Repeat, exactly and completely, the material that follows. Omit the pictures.

Extracted records:
————————

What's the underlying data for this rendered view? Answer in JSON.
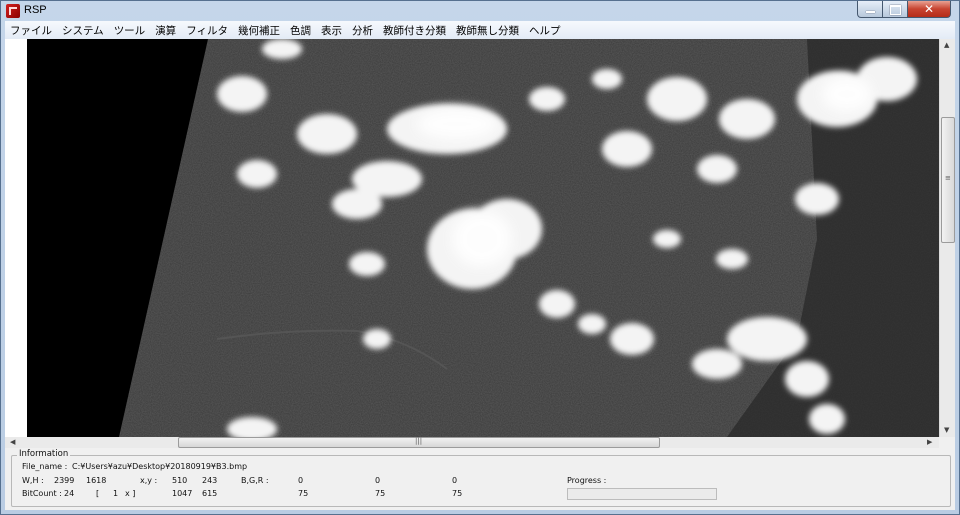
{
  "window": {
    "title": "RSP"
  },
  "menu": [
    "ファイル",
    "システム",
    "ツール",
    "演算",
    "フィルタ",
    "幾何補正",
    "色調",
    "表示",
    "分析",
    "教師付き分類",
    "教師無し分類",
    "ヘルプ"
  ],
  "info": {
    "legend": "Information",
    "file_name_label": "File_name :",
    "file_name": "C:¥Users¥azu¥Desktop¥20180919¥B3.bmp",
    "wh_label": "W,H :",
    "w": "2399",
    "h": "1618",
    "xy_label": "x,y :",
    "x": "510",
    "y": "243",
    "bgr_label": "B,G,R :",
    "b": "0",
    "g": "0",
    "r": "0",
    "bitcount_label": "BitCount :",
    "bitcount": "24",
    "zoom_open": "[",
    "zoom_value": "1",
    "zoom_close": "x ]",
    "x2": "1047",
    "y2": "615",
    "b2": "75",
    "g2": "75",
    "r2": "75",
    "progress_label": "Progress :",
    "progress": 0
  },
  "colors": {
    "title_bar": "#c5d6ea",
    "close_button": "#c74330",
    "image_ground": "#3a3a3a",
    "no_data": "#000000",
    "cloud": "#f4f4f4"
  },
  "icons": {
    "app": "rsp-app-icon",
    "minimize": "minimize-icon",
    "maximize": "maximize-icon",
    "close": "close-icon"
  }
}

————————

# Correct result:
What's the underlying data for this rendered view? Answer in JSON.
{
  "window": {
    "title": "RSP"
  },
  "menu": [
    "ファイル",
    "システム",
    "ツール",
    "演算",
    "フィルタ",
    "幾何補正",
    "色調",
    "表示",
    "分析",
    "教師付き分類",
    "教師無し分類",
    "ヘルプ"
  ],
  "info": {
    "legend": "Information",
    "file_name_label": "File_name :",
    "file_name": "C:¥Users¥azu¥Desktop¥20180919¥B3.bmp",
    "wh_label": "W,H :",
    "w": "2399",
    "h": "1618",
    "xy_label": "x,y :",
    "x": "510",
    "y": "243",
    "bgr_label": "B,G,R :",
    "b": "0",
    "g": "0",
    "r": "0",
    "bitcount_label": "BitCount :",
    "bitcount": "24",
    "zoom_open": "[",
    "zoom_value": "1",
    "zoom_close": "x ]",
    "x2": "1047",
    "y2": "615",
    "b2": "75",
    "g2": "75",
    "r2": "75",
    "progress_label": "Progress :",
    "progress": 0
  },
  "colors": {
    "title_bar": "#c5d6ea",
    "close_button": "#c74330",
    "image_ground": "#3a3a3a",
    "no_data": "#000000",
    "cloud": "#f4f4f4"
  },
  "icons": {
    "app": "rsp-app-icon",
    "minimize": "minimize-icon",
    "maximize": "maximize-icon",
    "close": "close-icon"
  }
}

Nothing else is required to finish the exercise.